● DIRECTIONS FOR THIS TASK
Find and copy lines holding "dafür".

***** THE INPUT *****

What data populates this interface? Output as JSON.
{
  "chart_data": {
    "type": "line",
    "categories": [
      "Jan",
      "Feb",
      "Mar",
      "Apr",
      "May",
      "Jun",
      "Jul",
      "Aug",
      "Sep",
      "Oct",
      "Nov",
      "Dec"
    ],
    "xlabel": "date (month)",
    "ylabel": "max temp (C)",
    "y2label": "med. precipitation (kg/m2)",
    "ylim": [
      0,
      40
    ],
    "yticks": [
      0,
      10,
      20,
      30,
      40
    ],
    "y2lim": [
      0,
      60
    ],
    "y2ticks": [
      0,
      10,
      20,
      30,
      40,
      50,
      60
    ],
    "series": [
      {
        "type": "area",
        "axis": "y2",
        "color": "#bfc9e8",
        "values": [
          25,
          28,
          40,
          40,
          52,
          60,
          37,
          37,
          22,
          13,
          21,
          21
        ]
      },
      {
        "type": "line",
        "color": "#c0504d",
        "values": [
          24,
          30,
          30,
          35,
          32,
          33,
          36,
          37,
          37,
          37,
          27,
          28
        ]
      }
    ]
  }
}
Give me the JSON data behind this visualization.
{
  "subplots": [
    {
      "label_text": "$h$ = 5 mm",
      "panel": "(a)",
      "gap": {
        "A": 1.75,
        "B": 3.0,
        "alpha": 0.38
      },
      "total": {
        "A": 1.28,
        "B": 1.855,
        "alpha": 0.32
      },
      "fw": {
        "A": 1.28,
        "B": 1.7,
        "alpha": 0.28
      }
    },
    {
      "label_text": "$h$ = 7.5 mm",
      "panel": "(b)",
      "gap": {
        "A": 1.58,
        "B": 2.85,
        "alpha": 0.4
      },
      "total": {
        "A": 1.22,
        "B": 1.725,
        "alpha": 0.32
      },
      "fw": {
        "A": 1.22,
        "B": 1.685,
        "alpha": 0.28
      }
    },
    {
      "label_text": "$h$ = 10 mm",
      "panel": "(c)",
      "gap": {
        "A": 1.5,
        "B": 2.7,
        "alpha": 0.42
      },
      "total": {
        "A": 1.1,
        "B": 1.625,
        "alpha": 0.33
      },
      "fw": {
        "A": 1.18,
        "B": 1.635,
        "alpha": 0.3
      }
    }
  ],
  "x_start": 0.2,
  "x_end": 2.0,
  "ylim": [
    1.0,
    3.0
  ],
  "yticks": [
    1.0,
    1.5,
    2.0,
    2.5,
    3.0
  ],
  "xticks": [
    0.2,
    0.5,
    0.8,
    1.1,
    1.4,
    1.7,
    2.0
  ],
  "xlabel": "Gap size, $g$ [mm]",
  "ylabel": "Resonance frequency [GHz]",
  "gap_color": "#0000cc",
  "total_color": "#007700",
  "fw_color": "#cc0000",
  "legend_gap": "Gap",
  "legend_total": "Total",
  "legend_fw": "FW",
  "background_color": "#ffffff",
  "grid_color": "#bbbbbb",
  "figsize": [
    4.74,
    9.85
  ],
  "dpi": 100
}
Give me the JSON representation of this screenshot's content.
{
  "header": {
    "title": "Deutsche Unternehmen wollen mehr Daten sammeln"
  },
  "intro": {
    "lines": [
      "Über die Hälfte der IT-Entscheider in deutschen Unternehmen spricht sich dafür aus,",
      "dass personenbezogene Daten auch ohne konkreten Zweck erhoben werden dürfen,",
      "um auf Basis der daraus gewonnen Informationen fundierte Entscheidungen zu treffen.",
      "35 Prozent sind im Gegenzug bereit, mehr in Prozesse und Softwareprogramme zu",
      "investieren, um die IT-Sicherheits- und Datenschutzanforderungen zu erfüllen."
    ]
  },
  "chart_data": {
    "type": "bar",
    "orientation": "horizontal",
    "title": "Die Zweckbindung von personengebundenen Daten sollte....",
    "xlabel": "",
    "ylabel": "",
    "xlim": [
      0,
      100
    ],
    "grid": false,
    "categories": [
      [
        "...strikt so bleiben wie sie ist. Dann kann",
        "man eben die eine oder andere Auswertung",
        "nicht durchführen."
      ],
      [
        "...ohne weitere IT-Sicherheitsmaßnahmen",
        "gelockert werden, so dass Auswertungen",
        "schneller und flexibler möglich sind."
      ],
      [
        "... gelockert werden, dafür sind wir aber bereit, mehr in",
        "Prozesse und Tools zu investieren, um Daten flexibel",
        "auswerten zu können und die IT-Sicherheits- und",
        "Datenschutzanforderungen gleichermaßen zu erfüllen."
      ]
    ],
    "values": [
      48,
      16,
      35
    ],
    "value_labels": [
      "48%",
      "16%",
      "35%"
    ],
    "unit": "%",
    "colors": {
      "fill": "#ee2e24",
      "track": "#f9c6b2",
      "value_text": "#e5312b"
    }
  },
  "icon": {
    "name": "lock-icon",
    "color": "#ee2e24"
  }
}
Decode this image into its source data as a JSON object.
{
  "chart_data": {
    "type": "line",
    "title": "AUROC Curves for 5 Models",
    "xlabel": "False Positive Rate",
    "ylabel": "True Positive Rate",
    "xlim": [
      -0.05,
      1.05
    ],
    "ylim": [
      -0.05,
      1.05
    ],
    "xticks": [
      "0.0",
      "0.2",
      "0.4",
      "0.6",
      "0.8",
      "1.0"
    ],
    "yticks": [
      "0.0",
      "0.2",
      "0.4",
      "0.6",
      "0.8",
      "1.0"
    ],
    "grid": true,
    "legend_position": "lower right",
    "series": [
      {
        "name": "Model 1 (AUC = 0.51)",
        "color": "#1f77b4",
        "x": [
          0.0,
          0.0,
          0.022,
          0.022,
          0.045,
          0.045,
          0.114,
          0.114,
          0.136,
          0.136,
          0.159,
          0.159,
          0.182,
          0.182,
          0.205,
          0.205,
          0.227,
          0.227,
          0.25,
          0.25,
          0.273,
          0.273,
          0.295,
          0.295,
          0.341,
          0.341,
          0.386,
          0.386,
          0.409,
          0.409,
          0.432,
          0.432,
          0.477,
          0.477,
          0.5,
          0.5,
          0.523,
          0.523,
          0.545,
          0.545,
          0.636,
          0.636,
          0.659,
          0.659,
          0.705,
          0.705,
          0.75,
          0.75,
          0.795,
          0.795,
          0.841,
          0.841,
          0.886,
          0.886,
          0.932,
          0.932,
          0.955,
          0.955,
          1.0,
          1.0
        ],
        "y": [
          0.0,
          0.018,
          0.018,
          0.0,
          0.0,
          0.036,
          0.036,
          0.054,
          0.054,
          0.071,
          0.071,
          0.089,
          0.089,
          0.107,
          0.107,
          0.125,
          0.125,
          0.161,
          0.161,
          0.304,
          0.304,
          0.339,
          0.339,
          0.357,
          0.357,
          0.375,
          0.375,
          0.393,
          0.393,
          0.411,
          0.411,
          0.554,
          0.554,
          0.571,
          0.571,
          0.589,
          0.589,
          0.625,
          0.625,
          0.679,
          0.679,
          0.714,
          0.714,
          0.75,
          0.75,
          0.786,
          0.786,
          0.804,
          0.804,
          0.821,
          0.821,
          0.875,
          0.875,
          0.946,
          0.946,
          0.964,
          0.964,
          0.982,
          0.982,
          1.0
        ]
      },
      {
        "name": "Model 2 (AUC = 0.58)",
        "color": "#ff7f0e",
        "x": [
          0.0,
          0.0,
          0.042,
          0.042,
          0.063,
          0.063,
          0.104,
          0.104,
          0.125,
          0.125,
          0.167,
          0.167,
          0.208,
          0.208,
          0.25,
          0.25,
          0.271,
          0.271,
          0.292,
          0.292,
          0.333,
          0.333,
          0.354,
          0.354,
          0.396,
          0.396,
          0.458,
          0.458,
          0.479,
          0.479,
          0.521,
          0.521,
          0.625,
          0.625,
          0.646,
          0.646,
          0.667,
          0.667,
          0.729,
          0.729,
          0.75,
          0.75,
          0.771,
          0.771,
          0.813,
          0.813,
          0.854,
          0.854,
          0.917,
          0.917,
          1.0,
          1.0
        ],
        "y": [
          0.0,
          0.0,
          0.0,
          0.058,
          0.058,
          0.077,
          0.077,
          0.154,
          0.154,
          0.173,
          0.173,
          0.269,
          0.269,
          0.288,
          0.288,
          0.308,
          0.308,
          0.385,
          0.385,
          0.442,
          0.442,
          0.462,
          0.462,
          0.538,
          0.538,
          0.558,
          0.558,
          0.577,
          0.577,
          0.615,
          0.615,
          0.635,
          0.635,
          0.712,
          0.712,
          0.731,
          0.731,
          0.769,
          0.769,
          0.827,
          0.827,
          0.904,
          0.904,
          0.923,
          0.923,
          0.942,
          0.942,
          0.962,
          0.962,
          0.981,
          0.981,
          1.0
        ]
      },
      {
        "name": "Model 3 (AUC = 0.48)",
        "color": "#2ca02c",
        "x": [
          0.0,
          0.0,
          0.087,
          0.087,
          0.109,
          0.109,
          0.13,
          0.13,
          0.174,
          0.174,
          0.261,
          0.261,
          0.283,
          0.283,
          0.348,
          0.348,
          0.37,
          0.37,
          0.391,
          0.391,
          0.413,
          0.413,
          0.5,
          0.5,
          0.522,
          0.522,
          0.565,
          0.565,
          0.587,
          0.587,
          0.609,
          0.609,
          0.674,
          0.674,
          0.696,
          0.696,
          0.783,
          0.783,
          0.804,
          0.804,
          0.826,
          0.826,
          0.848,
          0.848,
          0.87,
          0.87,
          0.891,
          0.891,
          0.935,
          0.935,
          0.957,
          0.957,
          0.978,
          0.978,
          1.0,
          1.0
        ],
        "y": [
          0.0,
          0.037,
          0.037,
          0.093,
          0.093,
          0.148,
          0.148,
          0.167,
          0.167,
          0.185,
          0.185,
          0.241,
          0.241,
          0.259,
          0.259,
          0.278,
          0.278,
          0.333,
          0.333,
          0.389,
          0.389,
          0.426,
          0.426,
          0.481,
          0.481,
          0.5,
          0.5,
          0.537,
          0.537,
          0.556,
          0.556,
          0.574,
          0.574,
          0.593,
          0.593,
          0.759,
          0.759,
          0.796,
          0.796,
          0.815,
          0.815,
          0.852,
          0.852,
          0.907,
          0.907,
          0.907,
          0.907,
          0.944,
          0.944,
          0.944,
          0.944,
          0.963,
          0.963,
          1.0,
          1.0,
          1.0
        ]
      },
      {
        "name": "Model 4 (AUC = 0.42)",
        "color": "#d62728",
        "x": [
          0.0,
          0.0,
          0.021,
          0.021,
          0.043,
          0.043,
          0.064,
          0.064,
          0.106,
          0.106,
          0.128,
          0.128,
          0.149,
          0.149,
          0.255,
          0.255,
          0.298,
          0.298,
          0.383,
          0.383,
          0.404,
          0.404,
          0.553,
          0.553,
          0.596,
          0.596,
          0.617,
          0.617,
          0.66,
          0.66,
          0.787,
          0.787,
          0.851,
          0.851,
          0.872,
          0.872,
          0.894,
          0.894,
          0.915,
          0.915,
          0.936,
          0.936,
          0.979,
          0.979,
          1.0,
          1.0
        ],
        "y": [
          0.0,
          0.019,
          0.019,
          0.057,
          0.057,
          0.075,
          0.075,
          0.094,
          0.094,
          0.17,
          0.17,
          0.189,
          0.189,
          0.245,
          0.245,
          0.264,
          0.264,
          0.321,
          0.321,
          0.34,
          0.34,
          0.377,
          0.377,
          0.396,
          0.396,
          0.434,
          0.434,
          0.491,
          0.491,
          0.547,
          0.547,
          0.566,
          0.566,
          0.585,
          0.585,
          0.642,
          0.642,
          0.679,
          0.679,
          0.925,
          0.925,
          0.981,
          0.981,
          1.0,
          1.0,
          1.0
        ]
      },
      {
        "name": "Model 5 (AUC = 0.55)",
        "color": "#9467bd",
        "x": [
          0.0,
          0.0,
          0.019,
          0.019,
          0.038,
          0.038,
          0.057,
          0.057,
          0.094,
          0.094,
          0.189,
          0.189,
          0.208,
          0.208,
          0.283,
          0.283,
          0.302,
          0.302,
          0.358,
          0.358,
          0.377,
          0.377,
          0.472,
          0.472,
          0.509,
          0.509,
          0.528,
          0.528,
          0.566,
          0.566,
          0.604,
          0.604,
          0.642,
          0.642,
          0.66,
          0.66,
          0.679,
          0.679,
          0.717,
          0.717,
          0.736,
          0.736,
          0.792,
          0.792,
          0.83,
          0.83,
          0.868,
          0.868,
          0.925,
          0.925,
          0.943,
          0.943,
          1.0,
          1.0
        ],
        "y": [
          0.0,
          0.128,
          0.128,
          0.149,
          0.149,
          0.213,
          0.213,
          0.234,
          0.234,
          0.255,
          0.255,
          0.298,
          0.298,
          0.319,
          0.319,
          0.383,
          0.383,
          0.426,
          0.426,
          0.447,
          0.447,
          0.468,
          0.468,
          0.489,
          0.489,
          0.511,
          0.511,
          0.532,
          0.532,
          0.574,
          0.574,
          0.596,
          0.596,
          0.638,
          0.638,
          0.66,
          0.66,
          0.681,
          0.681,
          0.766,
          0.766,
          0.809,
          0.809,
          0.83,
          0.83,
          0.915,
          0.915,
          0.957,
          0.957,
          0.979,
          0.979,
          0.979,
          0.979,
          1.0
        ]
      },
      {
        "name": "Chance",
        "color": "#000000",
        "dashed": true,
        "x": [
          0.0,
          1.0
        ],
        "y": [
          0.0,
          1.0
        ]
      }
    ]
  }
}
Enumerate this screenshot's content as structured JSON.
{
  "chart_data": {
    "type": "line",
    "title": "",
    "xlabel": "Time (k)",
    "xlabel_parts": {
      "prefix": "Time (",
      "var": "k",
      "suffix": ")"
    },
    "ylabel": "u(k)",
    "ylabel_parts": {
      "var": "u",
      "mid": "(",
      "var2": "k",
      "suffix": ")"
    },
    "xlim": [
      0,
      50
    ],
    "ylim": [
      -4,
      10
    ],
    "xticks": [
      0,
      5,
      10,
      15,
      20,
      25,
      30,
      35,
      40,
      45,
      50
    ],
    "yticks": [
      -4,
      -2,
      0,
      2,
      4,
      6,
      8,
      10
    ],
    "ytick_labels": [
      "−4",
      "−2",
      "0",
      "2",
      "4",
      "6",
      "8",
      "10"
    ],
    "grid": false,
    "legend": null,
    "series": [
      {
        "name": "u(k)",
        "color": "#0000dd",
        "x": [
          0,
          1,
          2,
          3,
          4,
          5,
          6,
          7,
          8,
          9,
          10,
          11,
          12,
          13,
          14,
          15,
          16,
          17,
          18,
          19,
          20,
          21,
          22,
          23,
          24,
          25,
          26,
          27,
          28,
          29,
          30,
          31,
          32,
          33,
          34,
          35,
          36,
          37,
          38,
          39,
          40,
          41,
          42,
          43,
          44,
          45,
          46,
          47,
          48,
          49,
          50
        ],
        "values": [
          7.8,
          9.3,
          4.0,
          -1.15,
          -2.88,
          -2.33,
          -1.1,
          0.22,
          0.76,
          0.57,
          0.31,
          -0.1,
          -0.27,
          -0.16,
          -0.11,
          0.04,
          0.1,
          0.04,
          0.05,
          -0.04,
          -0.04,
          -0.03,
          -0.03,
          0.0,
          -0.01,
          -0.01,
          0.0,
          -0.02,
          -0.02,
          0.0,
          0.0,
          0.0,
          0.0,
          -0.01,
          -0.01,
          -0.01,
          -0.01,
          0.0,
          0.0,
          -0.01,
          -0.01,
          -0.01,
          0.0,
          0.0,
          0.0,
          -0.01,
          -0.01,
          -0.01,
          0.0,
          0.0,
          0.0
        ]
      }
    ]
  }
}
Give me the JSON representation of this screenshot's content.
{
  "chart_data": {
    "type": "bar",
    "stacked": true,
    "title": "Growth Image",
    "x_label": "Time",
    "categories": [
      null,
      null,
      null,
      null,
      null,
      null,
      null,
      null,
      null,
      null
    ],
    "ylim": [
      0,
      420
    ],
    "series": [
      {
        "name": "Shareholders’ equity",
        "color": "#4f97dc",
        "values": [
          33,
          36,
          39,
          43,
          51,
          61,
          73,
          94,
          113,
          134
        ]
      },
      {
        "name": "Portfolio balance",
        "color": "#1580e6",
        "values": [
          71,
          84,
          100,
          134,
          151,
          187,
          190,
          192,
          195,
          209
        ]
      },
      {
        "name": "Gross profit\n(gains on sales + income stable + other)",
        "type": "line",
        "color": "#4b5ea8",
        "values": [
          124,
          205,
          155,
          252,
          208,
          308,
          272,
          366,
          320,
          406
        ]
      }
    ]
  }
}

*****

● WRITTEN RESPONSE
      "Über die Hälfte der IT-Entscheider in deutschen Unternehmen spricht sich dafür aus,",
        "... gelockert werden, dafür sind wir aber bereit, mehr in",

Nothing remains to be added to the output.